DATA FOR PROCESSING:
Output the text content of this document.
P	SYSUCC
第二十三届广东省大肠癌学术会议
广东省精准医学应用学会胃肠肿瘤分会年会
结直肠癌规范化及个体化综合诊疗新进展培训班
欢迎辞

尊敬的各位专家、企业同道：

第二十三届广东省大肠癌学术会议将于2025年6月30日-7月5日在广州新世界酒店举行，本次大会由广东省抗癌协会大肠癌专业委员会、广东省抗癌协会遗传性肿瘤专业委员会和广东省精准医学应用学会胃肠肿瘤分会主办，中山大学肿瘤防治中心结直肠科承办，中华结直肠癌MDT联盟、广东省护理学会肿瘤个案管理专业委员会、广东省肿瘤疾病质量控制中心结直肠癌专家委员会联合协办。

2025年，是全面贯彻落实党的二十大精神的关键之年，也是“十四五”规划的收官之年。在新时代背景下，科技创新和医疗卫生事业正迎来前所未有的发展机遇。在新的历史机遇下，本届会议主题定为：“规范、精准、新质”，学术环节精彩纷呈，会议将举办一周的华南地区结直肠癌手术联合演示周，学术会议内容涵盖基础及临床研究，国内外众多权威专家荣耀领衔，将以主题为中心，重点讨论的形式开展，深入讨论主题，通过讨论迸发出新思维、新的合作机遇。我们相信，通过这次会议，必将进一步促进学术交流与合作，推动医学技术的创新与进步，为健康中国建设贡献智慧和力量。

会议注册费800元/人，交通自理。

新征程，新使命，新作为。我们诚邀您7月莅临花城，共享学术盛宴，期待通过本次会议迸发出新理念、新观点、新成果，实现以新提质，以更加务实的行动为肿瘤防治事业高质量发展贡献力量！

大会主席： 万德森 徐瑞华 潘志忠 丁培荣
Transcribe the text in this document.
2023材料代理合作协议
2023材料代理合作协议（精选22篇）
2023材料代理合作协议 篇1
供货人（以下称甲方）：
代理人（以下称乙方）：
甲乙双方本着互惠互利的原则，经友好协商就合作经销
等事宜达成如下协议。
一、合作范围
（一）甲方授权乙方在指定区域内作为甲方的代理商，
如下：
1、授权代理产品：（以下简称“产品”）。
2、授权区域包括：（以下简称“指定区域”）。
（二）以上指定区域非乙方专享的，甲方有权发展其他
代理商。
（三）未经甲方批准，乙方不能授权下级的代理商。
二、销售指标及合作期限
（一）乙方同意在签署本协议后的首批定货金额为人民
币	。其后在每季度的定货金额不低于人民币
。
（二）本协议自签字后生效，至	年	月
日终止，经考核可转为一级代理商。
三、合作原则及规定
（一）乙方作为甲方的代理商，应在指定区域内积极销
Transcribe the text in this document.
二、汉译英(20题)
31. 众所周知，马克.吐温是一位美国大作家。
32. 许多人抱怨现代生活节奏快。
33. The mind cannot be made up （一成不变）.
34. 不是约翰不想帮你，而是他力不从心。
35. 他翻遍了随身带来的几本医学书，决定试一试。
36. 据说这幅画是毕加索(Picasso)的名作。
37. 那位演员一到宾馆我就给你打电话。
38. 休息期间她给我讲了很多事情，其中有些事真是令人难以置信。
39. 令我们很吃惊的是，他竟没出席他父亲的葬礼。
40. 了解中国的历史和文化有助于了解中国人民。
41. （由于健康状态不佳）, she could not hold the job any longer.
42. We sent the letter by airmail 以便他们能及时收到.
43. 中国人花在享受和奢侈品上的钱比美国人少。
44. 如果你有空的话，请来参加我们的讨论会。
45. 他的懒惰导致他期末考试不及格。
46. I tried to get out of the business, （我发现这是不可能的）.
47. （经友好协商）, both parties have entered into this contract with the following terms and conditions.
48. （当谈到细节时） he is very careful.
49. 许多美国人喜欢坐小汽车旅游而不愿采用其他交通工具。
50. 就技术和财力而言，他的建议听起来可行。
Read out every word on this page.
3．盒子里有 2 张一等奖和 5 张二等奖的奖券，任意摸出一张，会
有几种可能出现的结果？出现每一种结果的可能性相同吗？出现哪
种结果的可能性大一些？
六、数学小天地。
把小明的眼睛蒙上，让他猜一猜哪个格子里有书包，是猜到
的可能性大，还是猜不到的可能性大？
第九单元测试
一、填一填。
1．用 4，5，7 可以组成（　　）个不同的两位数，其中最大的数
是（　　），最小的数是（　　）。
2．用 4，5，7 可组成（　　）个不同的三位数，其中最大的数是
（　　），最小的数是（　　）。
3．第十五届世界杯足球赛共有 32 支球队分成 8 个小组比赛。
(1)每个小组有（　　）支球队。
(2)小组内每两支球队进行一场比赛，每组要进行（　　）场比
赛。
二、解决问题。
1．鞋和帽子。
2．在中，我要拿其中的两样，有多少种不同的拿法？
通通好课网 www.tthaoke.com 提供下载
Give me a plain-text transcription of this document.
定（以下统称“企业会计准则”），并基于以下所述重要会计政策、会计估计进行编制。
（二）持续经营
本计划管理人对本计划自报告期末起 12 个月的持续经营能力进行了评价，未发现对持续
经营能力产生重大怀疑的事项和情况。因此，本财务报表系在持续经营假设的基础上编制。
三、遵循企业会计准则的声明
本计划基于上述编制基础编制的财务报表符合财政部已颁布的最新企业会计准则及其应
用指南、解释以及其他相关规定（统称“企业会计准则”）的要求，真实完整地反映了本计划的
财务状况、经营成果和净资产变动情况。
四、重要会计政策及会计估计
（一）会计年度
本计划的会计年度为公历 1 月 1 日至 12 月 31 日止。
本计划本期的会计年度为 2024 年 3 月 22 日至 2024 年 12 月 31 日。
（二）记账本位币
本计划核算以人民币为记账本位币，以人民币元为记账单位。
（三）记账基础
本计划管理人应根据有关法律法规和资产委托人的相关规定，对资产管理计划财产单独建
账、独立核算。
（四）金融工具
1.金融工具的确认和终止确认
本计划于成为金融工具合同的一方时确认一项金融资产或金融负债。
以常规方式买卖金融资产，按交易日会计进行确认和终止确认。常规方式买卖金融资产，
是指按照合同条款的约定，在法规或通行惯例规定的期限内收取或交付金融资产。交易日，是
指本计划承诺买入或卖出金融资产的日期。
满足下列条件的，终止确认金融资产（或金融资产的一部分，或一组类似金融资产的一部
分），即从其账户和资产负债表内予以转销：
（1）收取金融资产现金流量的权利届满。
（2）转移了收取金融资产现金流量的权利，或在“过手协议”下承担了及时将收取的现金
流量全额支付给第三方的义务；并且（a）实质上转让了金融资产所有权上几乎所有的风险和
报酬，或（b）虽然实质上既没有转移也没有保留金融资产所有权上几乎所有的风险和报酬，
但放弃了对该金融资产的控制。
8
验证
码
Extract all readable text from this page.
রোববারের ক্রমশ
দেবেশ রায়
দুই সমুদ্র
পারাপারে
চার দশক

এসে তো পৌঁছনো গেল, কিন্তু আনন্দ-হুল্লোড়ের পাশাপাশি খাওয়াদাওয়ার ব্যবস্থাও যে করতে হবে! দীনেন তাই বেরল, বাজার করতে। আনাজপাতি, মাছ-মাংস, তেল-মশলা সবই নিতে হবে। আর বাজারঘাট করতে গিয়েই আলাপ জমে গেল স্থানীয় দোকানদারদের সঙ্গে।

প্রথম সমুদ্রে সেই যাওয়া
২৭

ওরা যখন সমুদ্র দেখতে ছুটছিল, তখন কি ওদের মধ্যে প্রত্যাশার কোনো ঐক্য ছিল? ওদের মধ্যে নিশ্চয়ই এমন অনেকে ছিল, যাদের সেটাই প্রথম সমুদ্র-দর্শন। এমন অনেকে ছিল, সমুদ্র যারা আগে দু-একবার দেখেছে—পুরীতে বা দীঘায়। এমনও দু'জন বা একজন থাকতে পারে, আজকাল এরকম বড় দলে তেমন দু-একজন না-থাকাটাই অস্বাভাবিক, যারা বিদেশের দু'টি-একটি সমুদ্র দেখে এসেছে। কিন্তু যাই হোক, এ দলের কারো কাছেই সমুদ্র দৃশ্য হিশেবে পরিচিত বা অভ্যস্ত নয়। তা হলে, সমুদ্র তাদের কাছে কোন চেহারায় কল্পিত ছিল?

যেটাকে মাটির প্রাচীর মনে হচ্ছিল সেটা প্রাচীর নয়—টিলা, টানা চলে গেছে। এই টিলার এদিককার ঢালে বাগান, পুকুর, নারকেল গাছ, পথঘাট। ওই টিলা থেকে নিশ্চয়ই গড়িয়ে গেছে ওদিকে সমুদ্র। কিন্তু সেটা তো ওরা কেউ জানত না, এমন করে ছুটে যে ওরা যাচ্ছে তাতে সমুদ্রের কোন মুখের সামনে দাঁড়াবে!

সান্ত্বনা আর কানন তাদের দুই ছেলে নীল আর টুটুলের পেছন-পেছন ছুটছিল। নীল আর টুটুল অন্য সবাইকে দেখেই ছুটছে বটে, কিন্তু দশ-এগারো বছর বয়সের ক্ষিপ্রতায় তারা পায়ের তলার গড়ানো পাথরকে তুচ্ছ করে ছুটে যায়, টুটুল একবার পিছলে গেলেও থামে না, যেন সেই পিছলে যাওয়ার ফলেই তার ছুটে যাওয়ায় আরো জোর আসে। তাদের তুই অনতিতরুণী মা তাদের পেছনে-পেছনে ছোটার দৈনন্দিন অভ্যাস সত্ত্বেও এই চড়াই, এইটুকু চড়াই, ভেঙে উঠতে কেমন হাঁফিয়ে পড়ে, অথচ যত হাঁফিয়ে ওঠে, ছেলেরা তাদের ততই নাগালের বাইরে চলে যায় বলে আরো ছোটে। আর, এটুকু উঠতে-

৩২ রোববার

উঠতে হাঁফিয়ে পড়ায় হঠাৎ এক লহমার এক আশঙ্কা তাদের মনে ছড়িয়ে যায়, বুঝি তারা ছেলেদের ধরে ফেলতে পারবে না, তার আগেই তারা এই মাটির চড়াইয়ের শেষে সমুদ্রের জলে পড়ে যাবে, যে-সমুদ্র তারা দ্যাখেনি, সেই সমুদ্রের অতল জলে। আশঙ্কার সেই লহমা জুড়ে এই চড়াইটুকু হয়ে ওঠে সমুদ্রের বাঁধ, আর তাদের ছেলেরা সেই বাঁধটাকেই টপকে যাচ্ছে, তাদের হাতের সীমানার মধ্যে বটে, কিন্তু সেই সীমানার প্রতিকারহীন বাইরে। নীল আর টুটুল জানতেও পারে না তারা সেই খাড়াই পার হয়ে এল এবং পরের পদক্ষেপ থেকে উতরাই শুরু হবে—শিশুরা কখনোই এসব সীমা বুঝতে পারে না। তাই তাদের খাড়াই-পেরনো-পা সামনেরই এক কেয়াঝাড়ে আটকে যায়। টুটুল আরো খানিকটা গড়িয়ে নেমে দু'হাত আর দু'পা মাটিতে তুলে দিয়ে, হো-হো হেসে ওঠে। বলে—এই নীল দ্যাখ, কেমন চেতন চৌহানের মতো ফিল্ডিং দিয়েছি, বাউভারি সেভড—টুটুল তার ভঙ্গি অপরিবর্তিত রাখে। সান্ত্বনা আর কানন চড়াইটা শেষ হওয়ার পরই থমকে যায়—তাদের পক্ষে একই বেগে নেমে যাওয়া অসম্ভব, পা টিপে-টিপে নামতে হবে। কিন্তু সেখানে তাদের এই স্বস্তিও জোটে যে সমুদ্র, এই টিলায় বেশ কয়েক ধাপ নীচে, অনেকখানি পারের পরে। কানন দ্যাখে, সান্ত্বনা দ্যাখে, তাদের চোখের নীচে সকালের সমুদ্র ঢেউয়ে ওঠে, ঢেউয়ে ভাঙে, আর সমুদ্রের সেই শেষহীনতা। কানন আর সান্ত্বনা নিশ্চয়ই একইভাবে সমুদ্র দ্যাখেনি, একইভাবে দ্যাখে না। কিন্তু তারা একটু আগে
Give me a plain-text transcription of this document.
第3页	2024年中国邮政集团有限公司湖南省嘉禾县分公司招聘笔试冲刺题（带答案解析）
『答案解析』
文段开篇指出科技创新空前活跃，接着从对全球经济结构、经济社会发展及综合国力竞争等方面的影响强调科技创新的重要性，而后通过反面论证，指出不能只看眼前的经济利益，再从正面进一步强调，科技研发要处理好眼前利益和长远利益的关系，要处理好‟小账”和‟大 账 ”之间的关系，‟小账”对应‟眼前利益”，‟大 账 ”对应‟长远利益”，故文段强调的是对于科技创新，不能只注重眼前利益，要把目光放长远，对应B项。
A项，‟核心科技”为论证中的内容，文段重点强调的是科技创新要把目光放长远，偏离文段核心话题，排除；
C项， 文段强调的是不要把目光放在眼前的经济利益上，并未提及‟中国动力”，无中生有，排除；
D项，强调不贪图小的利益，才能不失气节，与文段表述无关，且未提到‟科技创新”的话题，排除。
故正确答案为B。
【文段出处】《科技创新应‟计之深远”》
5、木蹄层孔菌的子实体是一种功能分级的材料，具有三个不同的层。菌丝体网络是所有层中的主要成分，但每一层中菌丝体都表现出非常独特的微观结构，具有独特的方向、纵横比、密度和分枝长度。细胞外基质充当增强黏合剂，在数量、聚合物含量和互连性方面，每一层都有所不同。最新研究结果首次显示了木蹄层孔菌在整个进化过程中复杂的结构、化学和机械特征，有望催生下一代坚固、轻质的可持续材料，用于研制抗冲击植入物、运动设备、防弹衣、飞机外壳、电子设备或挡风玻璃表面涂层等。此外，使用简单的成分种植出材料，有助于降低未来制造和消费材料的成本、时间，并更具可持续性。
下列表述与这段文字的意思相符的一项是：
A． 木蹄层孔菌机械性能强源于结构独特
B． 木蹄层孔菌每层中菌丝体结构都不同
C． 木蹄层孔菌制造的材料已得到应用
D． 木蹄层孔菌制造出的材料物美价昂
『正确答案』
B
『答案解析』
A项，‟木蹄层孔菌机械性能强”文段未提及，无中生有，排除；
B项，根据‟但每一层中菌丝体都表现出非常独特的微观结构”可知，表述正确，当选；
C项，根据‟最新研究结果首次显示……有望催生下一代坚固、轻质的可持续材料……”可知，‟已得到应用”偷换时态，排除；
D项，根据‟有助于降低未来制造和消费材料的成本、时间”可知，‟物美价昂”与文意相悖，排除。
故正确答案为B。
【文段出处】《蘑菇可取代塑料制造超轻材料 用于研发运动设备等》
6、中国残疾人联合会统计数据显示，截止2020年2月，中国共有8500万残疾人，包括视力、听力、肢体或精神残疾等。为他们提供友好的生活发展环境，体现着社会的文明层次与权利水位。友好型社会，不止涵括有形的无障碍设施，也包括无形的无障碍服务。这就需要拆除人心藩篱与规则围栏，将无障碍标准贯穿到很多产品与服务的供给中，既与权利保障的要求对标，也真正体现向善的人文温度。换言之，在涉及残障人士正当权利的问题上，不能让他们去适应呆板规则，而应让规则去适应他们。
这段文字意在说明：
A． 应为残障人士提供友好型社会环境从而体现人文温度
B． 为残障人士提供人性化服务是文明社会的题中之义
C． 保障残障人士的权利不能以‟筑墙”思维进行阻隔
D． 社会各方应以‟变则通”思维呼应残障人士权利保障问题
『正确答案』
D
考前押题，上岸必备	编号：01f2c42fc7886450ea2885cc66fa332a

TASK INSTRUCTIONS:
Each line holding the word "轻质的可持续材料" counts once; report the total and nothing else.

SOLUTION:
2